What you need to do
Repeat the listing that follows, character for character, minus the pictures.
## begin Data section
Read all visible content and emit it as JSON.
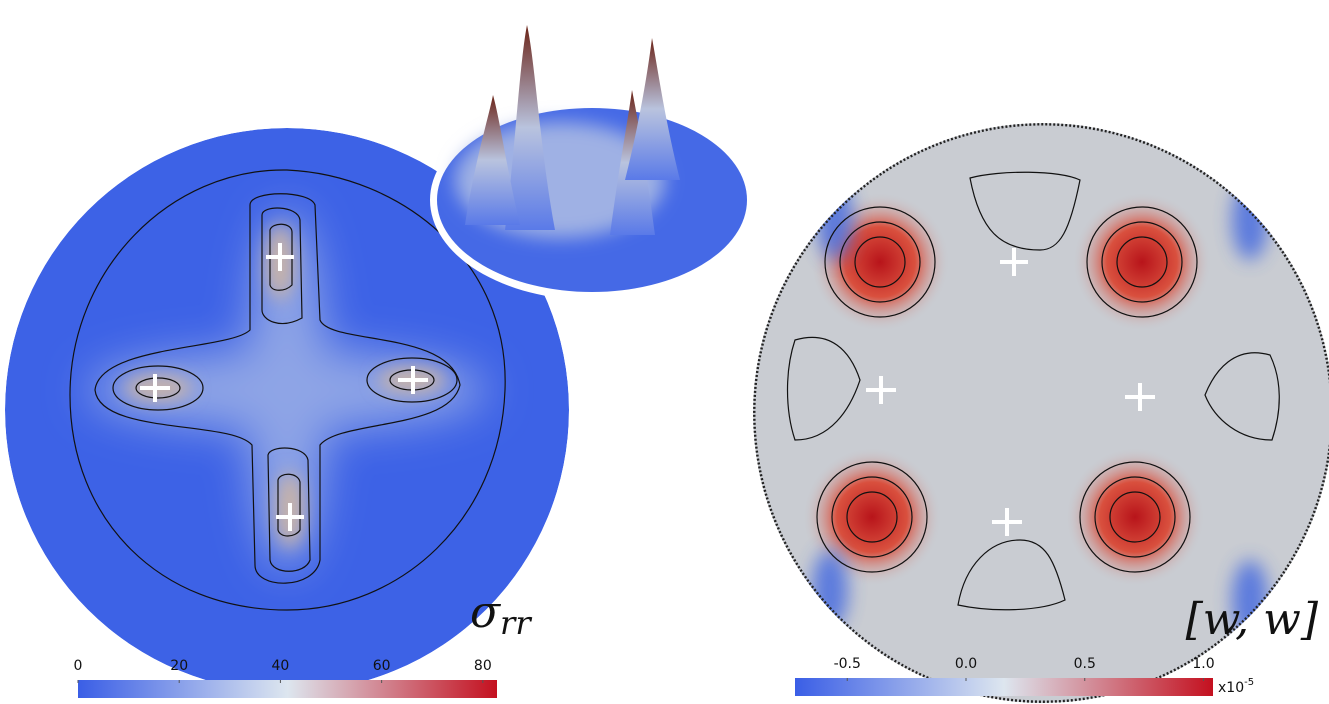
{
  "chart_data": [
    {
      "type": "contour",
      "label": {
        "symbol": "σ",
        "subscript": "rr"
      },
      "colorbar": {
        "clim": [
          0,
          82.8
        ],
        "ticks": [
          0,
          20,
          40,
          60,
          80
        ],
        "colors": [
          "#3a5ee6",
          "#dde6ef",
          "#c4101f"
        ]
      }
    },
    {
      "type": "contour",
      "label": {
        "symbol": "[w, w]"
      },
      "colorbar": {
        "clim": [
          -0.72,
          1.04
        ],
        "ticks": [
          -0.5,
          {
            "value": 0,
            "label": "0.0"
          },
          0.5,
          {
            "value": 1,
            "label": "1.0"
          }
        ],
        "colors": [
          "#3a5ee6",
          "#dde6ef",
          "#c4101f"
        ],
        "scale_base": "x10",
        "scale_exponent": "-5"
      }
    }
  ]
}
## end Data section
Result of the exercise
Read all visible content and emit it as JSON.
{
  "chart_data": [
    {
      "type": "contour",
      "label": {
        "symbol": "σ",
        "subscript": "rr"
      },
      "colorbar": {
        "clim": [
          0,
          82.8
        ],
        "ticks": [
          0,
          20,
          40,
          60,
          80
        ],
        "colors": [
          "#3a5ee6",
          "#dde6ef",
          "#c4101f"
        ]
      }
    },
    {
      "type": "contour",
      "label": {
        "symbol": "[w, w]"
      },
      "colorbar": {
        "clim": [
          -0.72,
          1.04
        ],
        "ticks": [
          -0.5,
          {
            "value": 0,
            "label": "0.0"
          },
          0.5,
          {
            "value": 1,
            "label": "1.0"
          }
        ],
        "colors": [
          "#3a5ee6",
          "#dde6ef",
          "#c4101f"
        ],
        "scale_base": "x10",
        "scale_exponent": "-5"
      }
    }
  ]
}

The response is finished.